◆ **À faire**:
Recopiez à l'identique tout ce qui va de « Notre invitée du » jusqu'à « Vincent Macaigne, etc. » dans la présentation de Joséphine de Meaux.

Notre invitée du jour est Joséphine de Meaux 🔥❤️

Joséphine est comédienne, auteure et metteure en scène. Dès sa sortie du CNSAD au début du siècle, elle créé une compagnie avec des amis pour faire du théâtre de tréteaux, dans les villages. Puis elle est rapidement convoquée pour des rôles au cinéma. Ainsi on a pu la voir dans Nos Jours Heureux et Tellement Proches d’Eric Tolédano et Olivier Nakache, La Délicatesse de David et Stéphane Foenkinos, Le Jour de la Grenouille de Béatrice Pollet, Les Gazelles de Mona Achache, Les Ducobu de Philippe de Chauveron, Pour le Réconfort de Vincent Macaigne, etc.

◆ **Extrait des données**:

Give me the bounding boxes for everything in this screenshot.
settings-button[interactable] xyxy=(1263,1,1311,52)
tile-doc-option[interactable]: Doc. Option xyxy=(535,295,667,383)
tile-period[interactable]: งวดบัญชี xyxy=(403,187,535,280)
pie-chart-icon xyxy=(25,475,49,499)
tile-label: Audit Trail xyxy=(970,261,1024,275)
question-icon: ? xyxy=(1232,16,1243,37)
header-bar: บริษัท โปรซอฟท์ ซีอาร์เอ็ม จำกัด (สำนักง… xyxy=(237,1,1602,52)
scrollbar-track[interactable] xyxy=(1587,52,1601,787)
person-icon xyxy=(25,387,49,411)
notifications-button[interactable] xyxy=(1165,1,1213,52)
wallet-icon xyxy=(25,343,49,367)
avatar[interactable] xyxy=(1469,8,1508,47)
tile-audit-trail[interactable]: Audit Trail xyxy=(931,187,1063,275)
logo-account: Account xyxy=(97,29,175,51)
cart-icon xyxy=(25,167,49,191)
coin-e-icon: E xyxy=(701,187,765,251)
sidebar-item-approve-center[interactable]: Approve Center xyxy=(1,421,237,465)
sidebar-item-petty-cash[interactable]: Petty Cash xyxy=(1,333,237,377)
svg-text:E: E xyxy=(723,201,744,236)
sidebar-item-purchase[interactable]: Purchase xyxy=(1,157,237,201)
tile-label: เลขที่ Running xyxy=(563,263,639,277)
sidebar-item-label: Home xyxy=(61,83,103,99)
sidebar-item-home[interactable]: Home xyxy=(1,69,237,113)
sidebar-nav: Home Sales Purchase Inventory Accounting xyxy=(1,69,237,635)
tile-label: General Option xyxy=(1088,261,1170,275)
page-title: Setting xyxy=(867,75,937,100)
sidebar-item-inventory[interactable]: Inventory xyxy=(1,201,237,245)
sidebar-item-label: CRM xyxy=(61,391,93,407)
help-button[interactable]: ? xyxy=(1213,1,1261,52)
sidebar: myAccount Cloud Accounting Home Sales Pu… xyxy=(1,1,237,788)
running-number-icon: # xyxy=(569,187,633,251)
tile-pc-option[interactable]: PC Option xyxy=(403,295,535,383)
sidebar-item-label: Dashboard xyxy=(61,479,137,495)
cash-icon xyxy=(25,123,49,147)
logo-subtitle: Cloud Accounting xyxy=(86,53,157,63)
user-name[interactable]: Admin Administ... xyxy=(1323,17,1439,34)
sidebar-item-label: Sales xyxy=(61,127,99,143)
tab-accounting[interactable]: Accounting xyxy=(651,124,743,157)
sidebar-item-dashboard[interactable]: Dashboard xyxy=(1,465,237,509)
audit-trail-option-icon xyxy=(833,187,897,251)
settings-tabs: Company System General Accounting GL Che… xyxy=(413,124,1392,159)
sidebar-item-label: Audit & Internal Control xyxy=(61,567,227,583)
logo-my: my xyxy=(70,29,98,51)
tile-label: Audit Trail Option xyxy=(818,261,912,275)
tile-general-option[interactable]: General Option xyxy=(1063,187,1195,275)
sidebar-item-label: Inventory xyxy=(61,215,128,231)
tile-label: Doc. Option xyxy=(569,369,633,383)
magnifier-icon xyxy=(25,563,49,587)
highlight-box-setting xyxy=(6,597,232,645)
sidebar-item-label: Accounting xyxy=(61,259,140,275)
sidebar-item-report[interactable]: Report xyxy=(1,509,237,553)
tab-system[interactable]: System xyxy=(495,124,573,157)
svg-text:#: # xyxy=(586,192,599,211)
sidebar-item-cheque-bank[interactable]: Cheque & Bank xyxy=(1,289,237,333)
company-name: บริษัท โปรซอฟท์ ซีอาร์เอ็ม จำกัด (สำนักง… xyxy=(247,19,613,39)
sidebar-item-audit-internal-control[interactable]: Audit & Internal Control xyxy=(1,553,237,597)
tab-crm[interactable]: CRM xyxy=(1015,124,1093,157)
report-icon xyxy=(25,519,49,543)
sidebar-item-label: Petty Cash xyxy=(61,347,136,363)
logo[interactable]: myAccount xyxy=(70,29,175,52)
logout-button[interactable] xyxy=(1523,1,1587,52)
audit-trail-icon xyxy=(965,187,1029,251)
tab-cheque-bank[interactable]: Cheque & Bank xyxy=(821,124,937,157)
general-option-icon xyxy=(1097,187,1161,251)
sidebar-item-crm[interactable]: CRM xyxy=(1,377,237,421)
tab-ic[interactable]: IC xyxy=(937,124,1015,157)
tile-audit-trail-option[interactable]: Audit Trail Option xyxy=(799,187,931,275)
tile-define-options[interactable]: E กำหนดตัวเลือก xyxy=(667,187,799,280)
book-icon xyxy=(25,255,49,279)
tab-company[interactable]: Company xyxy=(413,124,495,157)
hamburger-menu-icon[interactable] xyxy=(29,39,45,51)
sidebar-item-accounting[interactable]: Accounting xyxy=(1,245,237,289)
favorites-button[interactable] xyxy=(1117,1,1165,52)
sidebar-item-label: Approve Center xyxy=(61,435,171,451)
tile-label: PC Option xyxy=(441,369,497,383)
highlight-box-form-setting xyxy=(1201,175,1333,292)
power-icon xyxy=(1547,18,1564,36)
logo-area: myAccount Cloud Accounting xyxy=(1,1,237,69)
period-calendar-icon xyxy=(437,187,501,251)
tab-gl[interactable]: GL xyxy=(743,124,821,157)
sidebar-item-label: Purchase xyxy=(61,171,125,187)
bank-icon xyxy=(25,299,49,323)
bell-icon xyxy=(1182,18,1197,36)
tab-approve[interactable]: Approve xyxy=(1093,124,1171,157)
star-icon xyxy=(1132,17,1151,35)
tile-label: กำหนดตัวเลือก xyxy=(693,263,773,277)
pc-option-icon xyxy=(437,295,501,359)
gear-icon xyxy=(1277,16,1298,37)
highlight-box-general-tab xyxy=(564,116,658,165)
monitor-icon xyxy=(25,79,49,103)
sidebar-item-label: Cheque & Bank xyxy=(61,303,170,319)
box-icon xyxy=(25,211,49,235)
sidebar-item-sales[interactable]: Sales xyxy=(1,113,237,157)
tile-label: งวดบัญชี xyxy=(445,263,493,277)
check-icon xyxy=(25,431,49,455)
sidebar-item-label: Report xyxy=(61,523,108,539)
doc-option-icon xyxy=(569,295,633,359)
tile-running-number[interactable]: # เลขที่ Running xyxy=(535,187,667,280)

◆ **Résultat de l'exercice**:
Notre invitée du jour est Joséphine de Meaux 🔥❤️

Joséphine est comédienne, auteure et metteure en scène. Dès sa sortie du CNSAD au début du siècle, elle créé une compagnie avec des amis pour faire du théâtre de tréteaux, dans les villages. Puis elle est rapidement convoquée pour des rôles au cinéma. Ainsi on a pu la voir dans Nos Jours Heureux et Tellement Proches d’Eric Tolédano et Olivier Nakache, La Délicatesse de David et Stéphane Foenkinos, Le Jour de la Grenouille de Béatrice Pollet, Les Gazelles de Mona Achache, Les Ducobu de Philippe de Chauveron, Pour le Réconfort de Vincent Macaigne, etc.